» **頁面文字**:
——
若待上林花似錦,出門俱是看花人。《紅樓夢》裡的賞花天是這樣的:滿園裡袖帶飄颻,花枝招展,更兼這些人打扮得桃羞杏讓,燕妒鶯慚,一時也道不盡。
這段話所在的第二十七回《滴翠亭楊妃戲彩蝶 埋香冢飛燕泣殘紅》是《紅樓夢》最有名的章回之一,在這一章裡,黛玉寫出了國民度甚高的《葬花吟》,而寶釵的一個言行細節,成為“紅迷”詬病其人品的主要證據。
落紅成陣,黛玉獨自葬花,這個畫面幾乎定格為黛玉的精神寫照。葬花這件事不是曹公首創,歷史上明文記載葬花的人是唐寅。
《唐伯虎全集》附錄《唐伯虎軼事》卷三載:唐子畏居桃花庵,軒前庭半畝,多種牡丹花,開時邀文徵仲、祝枝山賦詩浮白其下,彌朝浹夕。有時大叫慟哭。至花落,遣小伻一一細拾,盛以錦囊,葬於藥欄東畔,作《落花詩》送之,寅和沈石田韻三十首。
——
» **條目列表**:
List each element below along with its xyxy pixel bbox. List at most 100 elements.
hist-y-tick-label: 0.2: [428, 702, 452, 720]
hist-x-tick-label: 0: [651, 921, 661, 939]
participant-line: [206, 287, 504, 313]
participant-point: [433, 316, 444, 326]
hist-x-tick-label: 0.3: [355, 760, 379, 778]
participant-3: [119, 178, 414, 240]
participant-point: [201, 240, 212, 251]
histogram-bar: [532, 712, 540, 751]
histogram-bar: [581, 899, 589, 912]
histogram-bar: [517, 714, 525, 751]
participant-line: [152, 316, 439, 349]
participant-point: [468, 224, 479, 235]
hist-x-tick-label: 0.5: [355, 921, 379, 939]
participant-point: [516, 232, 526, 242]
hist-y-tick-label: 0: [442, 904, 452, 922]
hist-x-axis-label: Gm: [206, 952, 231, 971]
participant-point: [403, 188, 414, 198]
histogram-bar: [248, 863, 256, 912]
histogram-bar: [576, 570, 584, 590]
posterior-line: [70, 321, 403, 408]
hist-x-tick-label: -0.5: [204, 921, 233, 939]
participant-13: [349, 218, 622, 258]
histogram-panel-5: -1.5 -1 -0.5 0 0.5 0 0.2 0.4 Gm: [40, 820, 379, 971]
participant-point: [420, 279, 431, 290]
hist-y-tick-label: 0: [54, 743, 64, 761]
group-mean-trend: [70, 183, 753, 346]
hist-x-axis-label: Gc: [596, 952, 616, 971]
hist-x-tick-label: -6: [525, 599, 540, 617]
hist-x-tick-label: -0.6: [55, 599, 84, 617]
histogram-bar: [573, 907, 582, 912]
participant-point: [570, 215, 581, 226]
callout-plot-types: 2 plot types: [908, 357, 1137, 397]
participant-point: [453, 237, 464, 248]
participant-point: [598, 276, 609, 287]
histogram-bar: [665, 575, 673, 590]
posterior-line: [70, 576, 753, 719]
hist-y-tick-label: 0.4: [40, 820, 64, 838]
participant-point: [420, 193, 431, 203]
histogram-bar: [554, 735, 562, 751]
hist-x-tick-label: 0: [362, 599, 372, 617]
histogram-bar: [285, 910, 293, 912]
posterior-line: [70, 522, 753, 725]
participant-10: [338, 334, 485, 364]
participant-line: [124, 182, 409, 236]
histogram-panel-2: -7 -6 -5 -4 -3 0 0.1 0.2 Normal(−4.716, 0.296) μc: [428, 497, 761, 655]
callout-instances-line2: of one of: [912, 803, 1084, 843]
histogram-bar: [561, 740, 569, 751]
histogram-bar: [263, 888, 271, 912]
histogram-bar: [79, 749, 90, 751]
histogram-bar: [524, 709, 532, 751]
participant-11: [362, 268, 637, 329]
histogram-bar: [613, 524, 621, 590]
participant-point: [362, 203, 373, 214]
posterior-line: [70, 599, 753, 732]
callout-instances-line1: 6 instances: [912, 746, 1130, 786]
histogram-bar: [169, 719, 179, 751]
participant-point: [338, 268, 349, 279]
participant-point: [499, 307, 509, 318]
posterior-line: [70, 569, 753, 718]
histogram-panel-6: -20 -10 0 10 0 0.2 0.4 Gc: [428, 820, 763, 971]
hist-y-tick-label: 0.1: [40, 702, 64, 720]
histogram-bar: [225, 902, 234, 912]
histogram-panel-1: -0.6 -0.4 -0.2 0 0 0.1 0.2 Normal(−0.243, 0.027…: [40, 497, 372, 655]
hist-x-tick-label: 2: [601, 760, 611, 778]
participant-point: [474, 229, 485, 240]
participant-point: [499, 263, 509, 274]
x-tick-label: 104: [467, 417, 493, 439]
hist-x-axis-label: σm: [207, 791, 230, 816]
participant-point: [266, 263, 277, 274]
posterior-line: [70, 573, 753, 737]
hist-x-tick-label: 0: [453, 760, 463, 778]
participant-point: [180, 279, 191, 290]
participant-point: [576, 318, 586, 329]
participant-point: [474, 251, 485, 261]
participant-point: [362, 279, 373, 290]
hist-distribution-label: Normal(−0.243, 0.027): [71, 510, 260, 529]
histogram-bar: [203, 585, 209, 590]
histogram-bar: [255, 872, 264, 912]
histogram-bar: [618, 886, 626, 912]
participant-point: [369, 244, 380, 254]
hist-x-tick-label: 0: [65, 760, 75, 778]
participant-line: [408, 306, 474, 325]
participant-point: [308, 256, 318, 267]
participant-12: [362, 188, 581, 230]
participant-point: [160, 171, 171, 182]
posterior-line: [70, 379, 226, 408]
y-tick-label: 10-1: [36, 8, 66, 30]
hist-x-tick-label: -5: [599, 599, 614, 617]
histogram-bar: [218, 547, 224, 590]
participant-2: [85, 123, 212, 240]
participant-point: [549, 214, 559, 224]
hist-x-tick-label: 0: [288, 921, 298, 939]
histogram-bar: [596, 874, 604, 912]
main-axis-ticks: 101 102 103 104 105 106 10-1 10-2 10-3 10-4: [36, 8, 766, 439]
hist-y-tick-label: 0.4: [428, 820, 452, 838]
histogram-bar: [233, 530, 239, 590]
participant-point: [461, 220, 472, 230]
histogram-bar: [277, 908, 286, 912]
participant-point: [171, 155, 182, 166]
——
» **任務說明**:
根據頁面文字,唐寅派人拾起的落花最後葬在什麼地方?

» **參考解答**:
落花盛在錦囊裡,葬在藥欄東畔。